= Supplied records =
+ + + + + + +

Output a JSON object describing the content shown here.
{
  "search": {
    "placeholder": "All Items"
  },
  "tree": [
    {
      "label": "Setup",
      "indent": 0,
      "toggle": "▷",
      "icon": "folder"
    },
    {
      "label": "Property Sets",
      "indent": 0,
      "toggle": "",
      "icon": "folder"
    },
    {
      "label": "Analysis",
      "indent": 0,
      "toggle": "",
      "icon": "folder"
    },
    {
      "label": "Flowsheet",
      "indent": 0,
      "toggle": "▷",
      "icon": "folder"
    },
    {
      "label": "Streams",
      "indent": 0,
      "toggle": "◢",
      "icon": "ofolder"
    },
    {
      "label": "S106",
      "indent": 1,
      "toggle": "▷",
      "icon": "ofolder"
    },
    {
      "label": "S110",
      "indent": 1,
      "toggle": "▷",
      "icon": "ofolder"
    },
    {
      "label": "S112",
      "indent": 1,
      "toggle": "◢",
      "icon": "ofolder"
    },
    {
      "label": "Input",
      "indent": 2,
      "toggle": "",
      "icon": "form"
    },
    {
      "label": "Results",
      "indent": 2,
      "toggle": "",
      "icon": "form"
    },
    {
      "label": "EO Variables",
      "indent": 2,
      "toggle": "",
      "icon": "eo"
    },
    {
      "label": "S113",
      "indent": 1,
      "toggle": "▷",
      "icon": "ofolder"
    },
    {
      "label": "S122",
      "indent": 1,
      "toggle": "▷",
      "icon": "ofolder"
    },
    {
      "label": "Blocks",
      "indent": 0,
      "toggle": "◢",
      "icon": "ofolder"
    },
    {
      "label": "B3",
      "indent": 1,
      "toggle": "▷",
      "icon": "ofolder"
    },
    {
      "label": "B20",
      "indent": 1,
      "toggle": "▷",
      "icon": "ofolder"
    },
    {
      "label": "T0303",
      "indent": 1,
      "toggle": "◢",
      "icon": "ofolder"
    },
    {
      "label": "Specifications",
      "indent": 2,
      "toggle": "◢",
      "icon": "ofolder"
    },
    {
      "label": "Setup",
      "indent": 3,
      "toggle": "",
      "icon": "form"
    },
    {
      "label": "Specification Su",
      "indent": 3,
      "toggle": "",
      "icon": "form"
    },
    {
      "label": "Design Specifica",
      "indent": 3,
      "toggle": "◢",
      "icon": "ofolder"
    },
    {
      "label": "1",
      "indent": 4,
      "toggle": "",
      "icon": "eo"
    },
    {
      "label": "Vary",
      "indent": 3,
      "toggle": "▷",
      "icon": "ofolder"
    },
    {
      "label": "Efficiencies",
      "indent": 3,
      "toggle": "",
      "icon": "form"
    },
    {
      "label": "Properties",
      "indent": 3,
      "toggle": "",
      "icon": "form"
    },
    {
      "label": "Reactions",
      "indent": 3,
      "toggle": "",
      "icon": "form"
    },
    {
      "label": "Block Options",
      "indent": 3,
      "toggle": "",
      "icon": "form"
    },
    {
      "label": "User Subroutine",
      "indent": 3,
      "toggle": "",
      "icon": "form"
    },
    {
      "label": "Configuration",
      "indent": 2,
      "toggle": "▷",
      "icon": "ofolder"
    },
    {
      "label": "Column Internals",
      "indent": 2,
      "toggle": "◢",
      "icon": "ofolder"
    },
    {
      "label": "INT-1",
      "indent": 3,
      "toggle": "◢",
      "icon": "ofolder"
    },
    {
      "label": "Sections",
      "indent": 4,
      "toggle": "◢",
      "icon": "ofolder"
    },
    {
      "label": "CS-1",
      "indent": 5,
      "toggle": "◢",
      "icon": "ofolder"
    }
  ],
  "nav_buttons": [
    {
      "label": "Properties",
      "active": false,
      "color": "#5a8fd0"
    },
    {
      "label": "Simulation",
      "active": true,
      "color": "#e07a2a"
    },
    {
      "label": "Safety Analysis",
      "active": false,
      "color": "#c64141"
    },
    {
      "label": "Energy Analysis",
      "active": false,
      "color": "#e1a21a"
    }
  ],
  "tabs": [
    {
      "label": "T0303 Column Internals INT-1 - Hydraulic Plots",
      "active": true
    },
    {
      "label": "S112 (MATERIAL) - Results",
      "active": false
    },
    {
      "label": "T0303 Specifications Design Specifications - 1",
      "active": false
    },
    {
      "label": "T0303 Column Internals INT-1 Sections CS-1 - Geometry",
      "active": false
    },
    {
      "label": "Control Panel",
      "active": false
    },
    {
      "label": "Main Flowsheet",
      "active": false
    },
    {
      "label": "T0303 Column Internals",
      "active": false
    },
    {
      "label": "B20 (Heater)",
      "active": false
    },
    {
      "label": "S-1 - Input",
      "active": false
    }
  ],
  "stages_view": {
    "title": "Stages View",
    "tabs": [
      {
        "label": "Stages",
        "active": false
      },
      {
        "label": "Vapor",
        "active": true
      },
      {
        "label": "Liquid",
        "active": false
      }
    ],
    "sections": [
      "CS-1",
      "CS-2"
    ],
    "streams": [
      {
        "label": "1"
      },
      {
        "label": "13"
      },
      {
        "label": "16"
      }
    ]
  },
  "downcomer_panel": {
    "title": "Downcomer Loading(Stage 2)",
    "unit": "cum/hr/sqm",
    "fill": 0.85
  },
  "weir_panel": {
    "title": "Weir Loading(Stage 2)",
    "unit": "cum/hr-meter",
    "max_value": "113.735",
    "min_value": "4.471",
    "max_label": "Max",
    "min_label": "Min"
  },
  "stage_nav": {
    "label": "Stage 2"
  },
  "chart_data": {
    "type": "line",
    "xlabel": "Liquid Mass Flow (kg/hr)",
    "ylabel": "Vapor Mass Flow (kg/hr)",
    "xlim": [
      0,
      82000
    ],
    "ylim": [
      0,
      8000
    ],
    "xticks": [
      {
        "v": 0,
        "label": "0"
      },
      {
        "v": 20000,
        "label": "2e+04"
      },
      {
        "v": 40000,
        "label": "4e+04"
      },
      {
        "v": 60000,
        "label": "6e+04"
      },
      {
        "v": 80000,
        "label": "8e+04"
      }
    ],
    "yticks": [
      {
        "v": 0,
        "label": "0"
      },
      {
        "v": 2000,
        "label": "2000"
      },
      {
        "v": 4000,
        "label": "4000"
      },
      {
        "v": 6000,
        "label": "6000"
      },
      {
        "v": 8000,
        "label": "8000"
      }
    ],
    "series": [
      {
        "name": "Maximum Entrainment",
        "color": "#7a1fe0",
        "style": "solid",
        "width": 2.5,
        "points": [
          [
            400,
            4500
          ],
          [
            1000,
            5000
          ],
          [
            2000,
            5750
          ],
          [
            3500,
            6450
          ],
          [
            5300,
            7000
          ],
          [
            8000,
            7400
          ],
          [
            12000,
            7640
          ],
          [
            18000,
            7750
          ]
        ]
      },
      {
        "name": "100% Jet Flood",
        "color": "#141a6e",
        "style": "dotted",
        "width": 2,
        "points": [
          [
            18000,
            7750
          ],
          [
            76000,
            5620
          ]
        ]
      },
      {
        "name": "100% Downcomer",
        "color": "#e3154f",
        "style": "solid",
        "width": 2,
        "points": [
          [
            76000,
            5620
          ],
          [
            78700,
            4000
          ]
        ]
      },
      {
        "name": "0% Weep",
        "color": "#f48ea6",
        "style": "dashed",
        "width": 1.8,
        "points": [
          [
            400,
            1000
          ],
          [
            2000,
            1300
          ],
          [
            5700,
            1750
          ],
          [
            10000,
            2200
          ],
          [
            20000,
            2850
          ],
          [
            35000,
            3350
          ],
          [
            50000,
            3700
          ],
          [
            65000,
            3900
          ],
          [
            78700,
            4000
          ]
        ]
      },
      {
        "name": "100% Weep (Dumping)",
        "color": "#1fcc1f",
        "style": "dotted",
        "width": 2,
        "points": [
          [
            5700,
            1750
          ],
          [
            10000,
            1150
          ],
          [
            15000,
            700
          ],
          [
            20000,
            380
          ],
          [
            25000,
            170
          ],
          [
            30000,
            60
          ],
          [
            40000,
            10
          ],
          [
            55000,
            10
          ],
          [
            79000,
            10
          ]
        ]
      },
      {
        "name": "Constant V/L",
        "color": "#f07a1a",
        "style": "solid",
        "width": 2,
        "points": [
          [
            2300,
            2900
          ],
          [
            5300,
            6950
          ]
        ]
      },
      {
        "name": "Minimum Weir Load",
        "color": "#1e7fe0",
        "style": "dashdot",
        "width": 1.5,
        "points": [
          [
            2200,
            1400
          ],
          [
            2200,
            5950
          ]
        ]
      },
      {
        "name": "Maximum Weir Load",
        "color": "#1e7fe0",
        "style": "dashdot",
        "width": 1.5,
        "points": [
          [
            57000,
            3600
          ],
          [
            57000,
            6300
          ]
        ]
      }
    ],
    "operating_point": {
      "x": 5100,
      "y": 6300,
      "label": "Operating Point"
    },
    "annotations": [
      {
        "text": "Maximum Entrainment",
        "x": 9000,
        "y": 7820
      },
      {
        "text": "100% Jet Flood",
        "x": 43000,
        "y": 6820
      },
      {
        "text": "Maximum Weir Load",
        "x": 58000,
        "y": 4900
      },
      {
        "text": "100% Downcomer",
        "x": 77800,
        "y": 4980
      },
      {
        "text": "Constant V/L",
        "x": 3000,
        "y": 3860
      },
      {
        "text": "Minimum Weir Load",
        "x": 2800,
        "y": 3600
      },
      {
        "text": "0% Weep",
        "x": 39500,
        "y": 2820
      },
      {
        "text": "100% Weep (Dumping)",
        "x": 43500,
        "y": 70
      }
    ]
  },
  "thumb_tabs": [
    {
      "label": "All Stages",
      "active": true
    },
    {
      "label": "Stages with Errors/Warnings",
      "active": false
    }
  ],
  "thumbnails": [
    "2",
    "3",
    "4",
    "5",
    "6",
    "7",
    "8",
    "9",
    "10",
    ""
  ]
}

+ + + + + + +

= Job =
Which lines of the data include "Minimum"? Copy each of them.

= Answer for the task =
        "name": "Minimum Weir Load",
        "text": "Minimum Weir Load",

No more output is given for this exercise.